- **Supplied passage**
========
Advertisement

Believe It: Romney Could End Sen. Kennedy's Reign

ELECTION '94

The unthinkable is now being thought. Political observers believe that Republican entrepreneur W. Mitt Romney could unseat 32-year Senator and Democratic icon Edward M. Kennedy '54-'56 in the November election.

For liberals, that would be Armageddon. For conservatives, a Romney victory would warrant the kind of raucous celebration that marked the fall of the Berlin Wall.

Kennedy's descent, like his elder brother's rise to the Presidency more than three decades ago, has been meteoric. The senior senator from Massachusetts has long said he wants to serve in the Senate through the year 2000. Just two years ago, it seemed certain that he would.

In 1992, Kennedy had a Democratic President to work with for the first time in 12 years, and his signature issue, health care reform, was at the forefront of the congressional agenda. He was recently married to an intelligent, attractive lawyer, and good feeling towards the senator was running so high that late-night comedian Jay Leno decided to put a moratorium on Ted Kennedy jokes.

But only months into the Clinton administration, the usual presidential honeymoon dramatically ended when the president's economic stimulus package couldn't pass the Democrat-controlled Congress.

Foreign policy debacles, failed promises and the death of the health care reform bill followed, and the approval ratings for the president and key Congressional Democrats, including Kennedy, swooned.
========
- **Bounding box prediction records**
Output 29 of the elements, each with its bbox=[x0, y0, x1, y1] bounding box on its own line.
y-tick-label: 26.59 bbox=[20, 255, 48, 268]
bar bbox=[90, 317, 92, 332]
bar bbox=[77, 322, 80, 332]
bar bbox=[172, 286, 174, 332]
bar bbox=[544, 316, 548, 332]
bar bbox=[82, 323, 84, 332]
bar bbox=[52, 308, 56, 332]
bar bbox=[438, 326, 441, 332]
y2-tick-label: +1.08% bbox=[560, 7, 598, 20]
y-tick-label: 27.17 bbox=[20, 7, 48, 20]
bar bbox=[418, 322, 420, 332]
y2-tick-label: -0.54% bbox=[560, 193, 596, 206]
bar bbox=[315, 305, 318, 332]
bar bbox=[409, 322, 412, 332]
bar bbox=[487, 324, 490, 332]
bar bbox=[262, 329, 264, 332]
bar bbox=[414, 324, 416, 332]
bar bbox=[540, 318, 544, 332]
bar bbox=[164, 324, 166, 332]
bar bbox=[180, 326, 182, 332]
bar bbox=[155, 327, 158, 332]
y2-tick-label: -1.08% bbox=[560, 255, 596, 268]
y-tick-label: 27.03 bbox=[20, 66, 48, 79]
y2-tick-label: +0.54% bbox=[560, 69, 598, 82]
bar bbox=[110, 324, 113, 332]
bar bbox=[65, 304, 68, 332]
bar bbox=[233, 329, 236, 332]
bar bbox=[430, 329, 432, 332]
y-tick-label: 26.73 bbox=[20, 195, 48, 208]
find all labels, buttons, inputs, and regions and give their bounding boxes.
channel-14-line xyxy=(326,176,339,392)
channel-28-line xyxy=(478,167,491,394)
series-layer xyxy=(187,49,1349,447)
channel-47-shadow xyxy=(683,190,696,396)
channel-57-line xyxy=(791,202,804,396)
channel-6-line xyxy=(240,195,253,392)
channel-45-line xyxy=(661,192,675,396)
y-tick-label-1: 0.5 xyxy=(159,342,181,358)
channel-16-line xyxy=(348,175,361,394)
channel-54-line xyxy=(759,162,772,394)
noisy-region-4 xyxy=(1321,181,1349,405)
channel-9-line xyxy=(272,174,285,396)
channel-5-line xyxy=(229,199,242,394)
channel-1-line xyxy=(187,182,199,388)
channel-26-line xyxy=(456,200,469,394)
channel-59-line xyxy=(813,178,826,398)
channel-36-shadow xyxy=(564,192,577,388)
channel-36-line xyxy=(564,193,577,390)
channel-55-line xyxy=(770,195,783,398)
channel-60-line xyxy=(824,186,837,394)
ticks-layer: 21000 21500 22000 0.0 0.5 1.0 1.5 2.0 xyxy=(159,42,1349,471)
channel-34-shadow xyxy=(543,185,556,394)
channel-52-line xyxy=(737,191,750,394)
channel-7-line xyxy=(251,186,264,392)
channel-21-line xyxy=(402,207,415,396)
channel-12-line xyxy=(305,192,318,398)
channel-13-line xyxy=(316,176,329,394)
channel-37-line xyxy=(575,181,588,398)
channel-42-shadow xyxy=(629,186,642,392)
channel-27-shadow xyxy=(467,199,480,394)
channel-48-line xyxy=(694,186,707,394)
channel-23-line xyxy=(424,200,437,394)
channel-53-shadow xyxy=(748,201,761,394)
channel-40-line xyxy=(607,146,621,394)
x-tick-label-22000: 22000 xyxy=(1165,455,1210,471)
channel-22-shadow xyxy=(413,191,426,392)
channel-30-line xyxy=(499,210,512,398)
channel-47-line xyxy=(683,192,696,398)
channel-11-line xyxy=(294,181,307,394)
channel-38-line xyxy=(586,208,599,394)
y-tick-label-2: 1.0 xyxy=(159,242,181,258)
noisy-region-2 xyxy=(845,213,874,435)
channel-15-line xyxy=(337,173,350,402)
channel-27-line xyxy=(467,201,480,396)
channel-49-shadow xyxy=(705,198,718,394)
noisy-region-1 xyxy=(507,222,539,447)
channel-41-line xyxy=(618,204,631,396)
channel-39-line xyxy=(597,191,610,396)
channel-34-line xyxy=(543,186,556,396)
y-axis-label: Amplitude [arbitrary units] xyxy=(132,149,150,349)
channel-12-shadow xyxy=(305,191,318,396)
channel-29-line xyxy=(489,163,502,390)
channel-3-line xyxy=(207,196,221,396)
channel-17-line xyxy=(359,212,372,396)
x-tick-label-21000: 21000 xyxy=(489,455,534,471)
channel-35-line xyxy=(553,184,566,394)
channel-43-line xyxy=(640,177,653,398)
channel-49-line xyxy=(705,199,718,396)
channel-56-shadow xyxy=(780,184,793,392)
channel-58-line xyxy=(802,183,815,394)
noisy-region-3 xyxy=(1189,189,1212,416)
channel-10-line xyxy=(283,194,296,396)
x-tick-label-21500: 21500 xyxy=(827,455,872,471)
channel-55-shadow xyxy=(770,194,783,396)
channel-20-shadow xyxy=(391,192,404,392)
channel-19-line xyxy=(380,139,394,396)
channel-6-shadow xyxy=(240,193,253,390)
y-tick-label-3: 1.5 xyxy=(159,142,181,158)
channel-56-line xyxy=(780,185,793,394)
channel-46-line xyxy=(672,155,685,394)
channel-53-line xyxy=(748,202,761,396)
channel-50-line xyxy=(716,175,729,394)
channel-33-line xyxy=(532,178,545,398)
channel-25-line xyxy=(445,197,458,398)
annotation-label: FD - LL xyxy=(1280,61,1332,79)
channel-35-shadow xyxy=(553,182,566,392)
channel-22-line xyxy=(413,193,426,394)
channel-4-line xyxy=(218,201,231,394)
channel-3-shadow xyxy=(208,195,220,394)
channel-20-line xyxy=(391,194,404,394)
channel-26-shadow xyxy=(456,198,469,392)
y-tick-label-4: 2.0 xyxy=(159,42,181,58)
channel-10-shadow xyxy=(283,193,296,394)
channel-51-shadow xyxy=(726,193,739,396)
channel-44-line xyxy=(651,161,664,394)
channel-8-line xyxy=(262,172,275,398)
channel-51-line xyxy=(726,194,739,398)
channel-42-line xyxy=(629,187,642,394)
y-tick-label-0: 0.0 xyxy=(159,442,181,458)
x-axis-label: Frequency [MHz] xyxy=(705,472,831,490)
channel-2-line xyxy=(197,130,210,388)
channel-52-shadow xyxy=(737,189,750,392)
========
- **Work item**
Return the full article on Romney's challenge to Senator Kennedy word for word, from its first line to its last.

- **Solution to the exercise**
Advertisement

Believe It: Romney Could End Sen. Kennedy's Reign

ELECTION '94

The unthinkable is now being thought. Political observers believe that Republican entrepreneur W. Mitt Romney could unseat 32-year Senator and Democratic icon Edward M. Kennedy '54-'56 in the November election.

For liberals, that would be Armageddon. For conservatives, a Romney victory would warrant the kind of raucous celebration that marked the fall of the Berlin Wall.

Kennedy's descent, like his elder brother's rise to the Presidency more than three decades ago, has been meteoric. The senior senator from Massachusetts has long said he wants to serve in the Senate through the year 2000. Just two years ago, it seemed certain that he would.

In 1992, Kennedy had a Democratic President to work with for the first time in 12 years, and his signature issue, health care reform, was at the forefront of the congressional agenda. He was recently married to an intelligent, attractive lawyer, and good feeling towards the senator was running so high that late-night comedian Jay Leno decided to put a moratorium on Ted Kennedy jokes.

But only months into the Clinton administration, the usual presidential honeymoon dramatically ended when the president's economic stimulus package couldn't pass the Democrat-controlled Congress.

Foreign policy debacles, failed promises and the death of the health care reform bill followed, and the approval ratings for the president and key Congressional Democrats, including Kennedy, swooned.